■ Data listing
:::
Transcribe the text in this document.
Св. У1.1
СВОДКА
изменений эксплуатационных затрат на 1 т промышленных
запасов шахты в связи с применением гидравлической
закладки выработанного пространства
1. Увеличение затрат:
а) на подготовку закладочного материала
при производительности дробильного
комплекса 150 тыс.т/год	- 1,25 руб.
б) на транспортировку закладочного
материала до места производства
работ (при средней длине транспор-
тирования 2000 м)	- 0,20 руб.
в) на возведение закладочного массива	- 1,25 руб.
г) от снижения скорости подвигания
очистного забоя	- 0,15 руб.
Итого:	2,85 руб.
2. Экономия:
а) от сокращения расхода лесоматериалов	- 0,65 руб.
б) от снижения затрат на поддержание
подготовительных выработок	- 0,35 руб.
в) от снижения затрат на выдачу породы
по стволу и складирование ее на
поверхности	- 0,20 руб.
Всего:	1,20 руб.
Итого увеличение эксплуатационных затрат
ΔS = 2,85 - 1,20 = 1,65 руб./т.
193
:::
■ What the task requires
Reproduce the entries above exactly.

■ Response to the task
Transcribe the text in this document.
Св. У1.1
СВОДКА
изменений эксплуатационных затрат на 1 т промышленных
запасов шахты в связи с применением гидравлической
закладки выработанного пространства
1. Увеличение затрат:
а) на подготовку закладочного материала
при производительности дробильного
комплекса 150 тыс.т/год	- 1,25 руб.
б) на транспортировку закладочного
материала до места производства
работ (при средней длине транспор-
тирования 2000 м)	- 0,20 руб.
в) на возведение закладочного массива	- 1,25 руб.
г) от снижения скорости подвигания
очистного забоя	- 0,15 руб.
Итого:	2,85 руб.
2. Экономия:
а) от сокращения расхода лесоматериалов	- 0,65 руб.
б) от снижения затрат на поддержание
подготовительных выработок	- 0,35 руб.
в) от снижения затрат на выдачу породы
по стволу и складирование ее на
поверхности	- 0,20 руб.
Всего:	1,20 руб.
Итого увеличение эксплуатационных затрат
ΔS = 2,85 - 1,20 = 1,65 руб./т.
193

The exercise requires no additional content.